Arrange the entries below as a Markdown table with two columns, Row and Content, giving each line its row number and skipping blank lines. Begin at the first line of the entries and stop after the line that contains "navigate-arrow-icon[interactable] bbox=[398, 443, 428, 475]".

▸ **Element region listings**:

# # # # #

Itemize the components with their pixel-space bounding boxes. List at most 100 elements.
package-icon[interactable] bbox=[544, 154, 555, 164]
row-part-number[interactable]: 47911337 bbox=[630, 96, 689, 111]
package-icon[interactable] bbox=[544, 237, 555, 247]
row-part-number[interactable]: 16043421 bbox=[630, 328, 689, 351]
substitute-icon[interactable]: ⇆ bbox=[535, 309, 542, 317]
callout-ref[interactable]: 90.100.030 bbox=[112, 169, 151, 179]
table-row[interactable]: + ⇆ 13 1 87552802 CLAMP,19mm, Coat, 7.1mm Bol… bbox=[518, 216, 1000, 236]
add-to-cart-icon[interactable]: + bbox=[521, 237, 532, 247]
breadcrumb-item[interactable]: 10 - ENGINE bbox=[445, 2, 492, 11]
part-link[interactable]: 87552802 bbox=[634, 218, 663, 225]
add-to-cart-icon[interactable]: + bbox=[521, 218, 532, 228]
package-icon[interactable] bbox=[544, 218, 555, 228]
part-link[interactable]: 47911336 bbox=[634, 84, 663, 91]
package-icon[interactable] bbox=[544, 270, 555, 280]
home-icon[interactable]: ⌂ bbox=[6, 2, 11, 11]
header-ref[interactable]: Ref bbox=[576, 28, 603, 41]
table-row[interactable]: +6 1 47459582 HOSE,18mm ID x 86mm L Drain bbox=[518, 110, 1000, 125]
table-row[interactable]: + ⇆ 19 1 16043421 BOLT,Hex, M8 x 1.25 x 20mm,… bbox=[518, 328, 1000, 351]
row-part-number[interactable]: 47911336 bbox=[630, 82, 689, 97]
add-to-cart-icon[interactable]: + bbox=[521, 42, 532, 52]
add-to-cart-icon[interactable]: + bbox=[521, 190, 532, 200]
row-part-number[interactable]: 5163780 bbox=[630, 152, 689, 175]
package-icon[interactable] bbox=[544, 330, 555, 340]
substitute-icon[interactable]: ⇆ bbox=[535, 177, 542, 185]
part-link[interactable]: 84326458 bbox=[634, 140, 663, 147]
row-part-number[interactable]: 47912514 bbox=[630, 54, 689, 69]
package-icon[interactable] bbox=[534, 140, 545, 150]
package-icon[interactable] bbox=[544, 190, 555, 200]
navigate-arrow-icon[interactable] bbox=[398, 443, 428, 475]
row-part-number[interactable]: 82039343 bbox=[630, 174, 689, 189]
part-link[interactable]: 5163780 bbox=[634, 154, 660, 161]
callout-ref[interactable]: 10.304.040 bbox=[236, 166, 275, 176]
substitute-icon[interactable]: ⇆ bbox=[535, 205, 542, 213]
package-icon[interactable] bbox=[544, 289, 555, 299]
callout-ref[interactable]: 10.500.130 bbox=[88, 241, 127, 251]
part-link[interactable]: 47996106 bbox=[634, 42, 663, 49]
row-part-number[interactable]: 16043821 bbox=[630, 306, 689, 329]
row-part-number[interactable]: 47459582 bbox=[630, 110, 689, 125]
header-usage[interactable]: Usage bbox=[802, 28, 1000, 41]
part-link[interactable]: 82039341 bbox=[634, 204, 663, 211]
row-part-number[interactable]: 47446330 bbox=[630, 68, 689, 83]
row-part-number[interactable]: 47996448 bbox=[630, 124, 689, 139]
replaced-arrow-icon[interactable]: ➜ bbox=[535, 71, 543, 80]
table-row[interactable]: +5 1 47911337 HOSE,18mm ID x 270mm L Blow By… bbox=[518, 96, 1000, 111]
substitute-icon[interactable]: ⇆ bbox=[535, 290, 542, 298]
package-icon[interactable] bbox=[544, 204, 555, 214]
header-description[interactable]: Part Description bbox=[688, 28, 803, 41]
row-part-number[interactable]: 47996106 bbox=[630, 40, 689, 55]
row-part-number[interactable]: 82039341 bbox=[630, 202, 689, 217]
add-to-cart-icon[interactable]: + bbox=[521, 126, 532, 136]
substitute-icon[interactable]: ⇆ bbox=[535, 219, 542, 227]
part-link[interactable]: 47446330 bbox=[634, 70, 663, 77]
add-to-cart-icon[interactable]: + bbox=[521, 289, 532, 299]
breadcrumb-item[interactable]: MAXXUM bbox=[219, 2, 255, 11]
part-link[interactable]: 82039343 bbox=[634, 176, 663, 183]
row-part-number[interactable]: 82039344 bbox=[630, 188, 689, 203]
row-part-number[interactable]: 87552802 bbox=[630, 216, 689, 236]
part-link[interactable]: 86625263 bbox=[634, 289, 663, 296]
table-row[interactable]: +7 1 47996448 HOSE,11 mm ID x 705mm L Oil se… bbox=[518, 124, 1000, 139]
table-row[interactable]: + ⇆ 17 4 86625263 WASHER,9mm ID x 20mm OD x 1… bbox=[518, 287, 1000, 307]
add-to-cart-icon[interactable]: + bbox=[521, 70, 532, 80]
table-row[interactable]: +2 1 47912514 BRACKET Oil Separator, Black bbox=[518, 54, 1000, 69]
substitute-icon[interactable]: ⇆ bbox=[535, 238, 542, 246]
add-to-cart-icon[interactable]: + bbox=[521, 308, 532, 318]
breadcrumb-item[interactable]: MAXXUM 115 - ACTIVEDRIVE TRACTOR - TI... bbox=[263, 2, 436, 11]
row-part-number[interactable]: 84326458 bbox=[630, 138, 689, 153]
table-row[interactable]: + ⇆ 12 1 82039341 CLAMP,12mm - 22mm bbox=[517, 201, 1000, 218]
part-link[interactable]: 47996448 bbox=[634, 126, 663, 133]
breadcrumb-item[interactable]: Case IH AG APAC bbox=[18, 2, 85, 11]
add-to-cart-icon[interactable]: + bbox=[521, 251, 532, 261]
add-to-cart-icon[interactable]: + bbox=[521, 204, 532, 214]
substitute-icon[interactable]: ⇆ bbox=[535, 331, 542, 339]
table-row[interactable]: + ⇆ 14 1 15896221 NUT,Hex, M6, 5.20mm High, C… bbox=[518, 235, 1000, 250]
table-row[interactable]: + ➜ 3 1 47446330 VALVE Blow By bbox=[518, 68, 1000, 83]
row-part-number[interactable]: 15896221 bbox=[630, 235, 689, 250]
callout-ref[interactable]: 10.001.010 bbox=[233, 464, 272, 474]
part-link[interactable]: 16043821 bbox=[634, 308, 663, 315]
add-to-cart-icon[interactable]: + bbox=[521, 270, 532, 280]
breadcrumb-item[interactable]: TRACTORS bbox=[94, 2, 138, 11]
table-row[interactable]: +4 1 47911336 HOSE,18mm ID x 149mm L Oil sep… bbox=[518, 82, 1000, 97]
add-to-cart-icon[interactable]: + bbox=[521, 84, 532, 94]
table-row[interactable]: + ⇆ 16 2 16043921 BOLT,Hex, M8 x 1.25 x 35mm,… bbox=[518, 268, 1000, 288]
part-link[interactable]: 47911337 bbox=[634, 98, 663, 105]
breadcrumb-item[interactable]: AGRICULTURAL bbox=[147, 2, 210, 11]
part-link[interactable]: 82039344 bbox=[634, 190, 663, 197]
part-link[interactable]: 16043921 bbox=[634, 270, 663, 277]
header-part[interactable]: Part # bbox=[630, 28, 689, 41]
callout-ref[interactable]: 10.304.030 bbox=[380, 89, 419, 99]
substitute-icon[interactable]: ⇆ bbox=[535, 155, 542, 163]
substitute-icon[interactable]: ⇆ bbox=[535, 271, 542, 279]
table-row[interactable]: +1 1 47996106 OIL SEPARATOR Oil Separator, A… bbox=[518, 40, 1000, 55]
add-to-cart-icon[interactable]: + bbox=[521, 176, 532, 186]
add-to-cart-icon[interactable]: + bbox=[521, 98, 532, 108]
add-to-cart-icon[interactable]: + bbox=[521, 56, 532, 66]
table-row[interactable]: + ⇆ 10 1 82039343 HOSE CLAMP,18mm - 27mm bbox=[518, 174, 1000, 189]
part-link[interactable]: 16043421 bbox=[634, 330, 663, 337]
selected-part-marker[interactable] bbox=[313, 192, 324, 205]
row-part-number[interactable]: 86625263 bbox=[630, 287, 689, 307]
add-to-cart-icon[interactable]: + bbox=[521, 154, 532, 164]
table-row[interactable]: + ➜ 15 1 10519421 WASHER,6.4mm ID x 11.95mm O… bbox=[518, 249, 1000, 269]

# # # # #

▸ **REPLY TO THE EXERCISE**:
| Row | Content |
|---|---|
| 1 | Itemize the components with their pixel-space bounding boxes. List at most 100 elements. |
| 2 | package-icon[interactable] bbox=[544, 154, 555, 164] |
| 3 | row-part-number[interactable]: 47911337 bbox=[630, 96, 689, 111] |
| 4 | package-icon[interactable] bbox=[544, 237, 555, 247] |
| 5 | row-part-number[interactable]: 16043421 bbox=[630, 328, 689, 351] |
| 6 | substitute-icon[interactable]: ⇆ bbox=[535, 309, 542, 317] |
| 7 | callout-ref[interactable]: 90.100.030 bbox=[112, 169, 151, 179] |
| 8 | table-row[interactable]: + ⇆ 13 1 87552802 CLAMP,19mm, Coat, 7.1mm Bol… bbox=[518, 216, 1000, 236] |
| 9 | add-to-cart-icon[interactable]: + bbox=[521, 237, 532, 247] |
| 10 | breadcrumb-item[interactable]: 10 - ENGINE bbox=[445, 2, 492, 11] |
| 11 | part-link[interactable]: 87552802 bbox=[634, 218, 663, 225] |
| 12 | add-to-cart-icon[interactable]: + bbox=[521, 218, 532, 228] |
| 13 | package-icon[interactable] bbox=[544, 218, 555, 228] |
| 14 | part-link[interactable]: 47911336 bbox=[634, 84, 663, 91] |
| 15 | package-icon[interactable] bbox=[544, 270, 555, 280] |
| 16 | home-icon[interactable]: ⌂ bbox=[6, 2, 11, 11] |
| 17 | header-ref[interactable]: Ref bbox=[576, 28, 603, 41] |
| 18 | table-row[interactable]: +6 1 47459582 HOSE,18mm ID x 86mm L Drain bbox=[518, 110, 1000, 125] |
| 19 | table-row[interactable]: + ⇆ 19 1 16043421 BOLT,Hex, M8 x 1.25 x 20mm,… bbox=[518, 328, 1000, 351] |
| 20 | row-part-number[interactable]: 47911336 bbox=[630, 82, 689, 97] |
| 21 | add-to-cart-icon[interactable]: + bbox=[521, 42, 532, 52] |
| 22 | add-to-cart-icon[interactable]: + bbox=[521, 190, 532, 200] |
| 23 | row-part-number[interactable]: 5163780 bbox=[630, 152, 689, 175] |
| 24 | package-icon[interactable] bbox=[544, 330, 555, 340] |
| 25 | substitute-icon[interactable]: ⇆ bbox=[535, 177, 542, 185] |
| 26 | part-link[interactable]: 84326458 bbox=[634, 140, 663, 147] |
| 27 | row-part-number[interactable]: 47912514 bbox=[630, 54, 689, 69] |
| 28 | package-icon[interactable] bbox=[534, 140, 545, 150] |
| 29 | package-icon[interactable] bbox=[544, 190, 555, 200] |
| 30 | navigate-arrow-icon[interactable] bbox=[398, 443, 428, 475] |